Available records:
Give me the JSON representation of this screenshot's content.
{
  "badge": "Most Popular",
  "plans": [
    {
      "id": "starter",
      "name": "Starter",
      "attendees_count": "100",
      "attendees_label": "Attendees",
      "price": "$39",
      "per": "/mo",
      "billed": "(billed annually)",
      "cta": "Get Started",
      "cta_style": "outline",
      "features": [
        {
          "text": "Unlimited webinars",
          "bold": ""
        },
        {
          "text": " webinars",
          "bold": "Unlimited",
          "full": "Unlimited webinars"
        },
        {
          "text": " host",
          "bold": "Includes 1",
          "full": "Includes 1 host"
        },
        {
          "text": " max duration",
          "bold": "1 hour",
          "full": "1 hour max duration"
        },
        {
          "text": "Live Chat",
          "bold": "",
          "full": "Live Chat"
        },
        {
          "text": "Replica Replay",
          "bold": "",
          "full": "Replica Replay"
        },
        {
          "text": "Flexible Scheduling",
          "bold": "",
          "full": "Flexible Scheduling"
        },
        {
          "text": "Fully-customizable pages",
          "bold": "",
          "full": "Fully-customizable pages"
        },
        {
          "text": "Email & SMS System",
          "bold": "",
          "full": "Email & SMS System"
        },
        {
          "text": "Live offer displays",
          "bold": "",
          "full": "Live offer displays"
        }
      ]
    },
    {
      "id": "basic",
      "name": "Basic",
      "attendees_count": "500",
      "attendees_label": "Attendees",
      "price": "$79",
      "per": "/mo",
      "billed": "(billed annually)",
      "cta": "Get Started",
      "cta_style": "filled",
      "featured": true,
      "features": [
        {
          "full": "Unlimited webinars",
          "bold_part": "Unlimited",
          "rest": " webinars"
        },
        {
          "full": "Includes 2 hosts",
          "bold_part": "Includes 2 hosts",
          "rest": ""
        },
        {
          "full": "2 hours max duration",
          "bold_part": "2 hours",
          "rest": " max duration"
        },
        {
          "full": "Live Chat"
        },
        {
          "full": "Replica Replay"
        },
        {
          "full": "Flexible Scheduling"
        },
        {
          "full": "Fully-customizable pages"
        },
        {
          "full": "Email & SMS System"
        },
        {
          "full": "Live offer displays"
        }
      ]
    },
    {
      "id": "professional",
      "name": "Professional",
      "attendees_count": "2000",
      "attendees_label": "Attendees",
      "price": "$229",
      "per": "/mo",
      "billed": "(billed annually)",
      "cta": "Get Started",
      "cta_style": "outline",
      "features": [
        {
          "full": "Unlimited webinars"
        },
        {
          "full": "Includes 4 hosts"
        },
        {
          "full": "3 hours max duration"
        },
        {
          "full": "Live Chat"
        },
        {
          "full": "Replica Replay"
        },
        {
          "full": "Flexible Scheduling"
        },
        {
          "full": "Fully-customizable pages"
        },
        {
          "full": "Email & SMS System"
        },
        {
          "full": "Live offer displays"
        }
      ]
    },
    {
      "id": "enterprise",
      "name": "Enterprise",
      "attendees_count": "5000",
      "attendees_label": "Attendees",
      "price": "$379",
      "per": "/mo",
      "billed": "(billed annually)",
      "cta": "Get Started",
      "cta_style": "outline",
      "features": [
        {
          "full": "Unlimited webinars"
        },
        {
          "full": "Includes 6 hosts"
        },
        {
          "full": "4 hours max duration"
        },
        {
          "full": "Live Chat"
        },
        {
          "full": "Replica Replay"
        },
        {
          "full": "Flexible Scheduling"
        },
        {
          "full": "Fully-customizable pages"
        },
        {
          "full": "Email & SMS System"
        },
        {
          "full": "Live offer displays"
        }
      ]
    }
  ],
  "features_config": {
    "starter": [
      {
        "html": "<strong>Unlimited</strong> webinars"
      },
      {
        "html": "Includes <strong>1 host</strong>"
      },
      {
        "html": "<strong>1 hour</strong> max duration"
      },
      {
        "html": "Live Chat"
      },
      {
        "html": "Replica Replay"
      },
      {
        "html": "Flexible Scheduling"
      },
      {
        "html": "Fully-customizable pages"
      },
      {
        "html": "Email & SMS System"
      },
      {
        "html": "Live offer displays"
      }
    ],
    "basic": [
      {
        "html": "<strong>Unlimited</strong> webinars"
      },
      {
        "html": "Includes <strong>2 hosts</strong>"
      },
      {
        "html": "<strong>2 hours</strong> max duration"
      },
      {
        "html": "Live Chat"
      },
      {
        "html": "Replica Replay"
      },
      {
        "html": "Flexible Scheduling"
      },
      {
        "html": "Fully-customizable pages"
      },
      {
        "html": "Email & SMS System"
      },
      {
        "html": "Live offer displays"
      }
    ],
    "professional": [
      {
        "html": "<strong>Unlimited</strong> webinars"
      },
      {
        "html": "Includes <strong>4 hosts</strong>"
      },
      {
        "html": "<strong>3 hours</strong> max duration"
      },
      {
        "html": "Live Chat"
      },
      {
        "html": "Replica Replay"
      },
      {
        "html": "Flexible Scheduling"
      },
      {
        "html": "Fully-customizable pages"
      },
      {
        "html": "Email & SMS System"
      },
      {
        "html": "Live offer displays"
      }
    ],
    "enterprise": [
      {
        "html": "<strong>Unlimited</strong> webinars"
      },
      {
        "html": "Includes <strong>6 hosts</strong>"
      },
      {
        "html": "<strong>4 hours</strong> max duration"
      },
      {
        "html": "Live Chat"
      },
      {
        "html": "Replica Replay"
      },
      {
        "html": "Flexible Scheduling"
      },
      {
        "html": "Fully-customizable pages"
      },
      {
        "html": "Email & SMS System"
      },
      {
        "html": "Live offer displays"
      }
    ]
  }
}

Description of the task: Tally up the lines holding the string "hours" in this listing, and report the total alone.

Task response: 7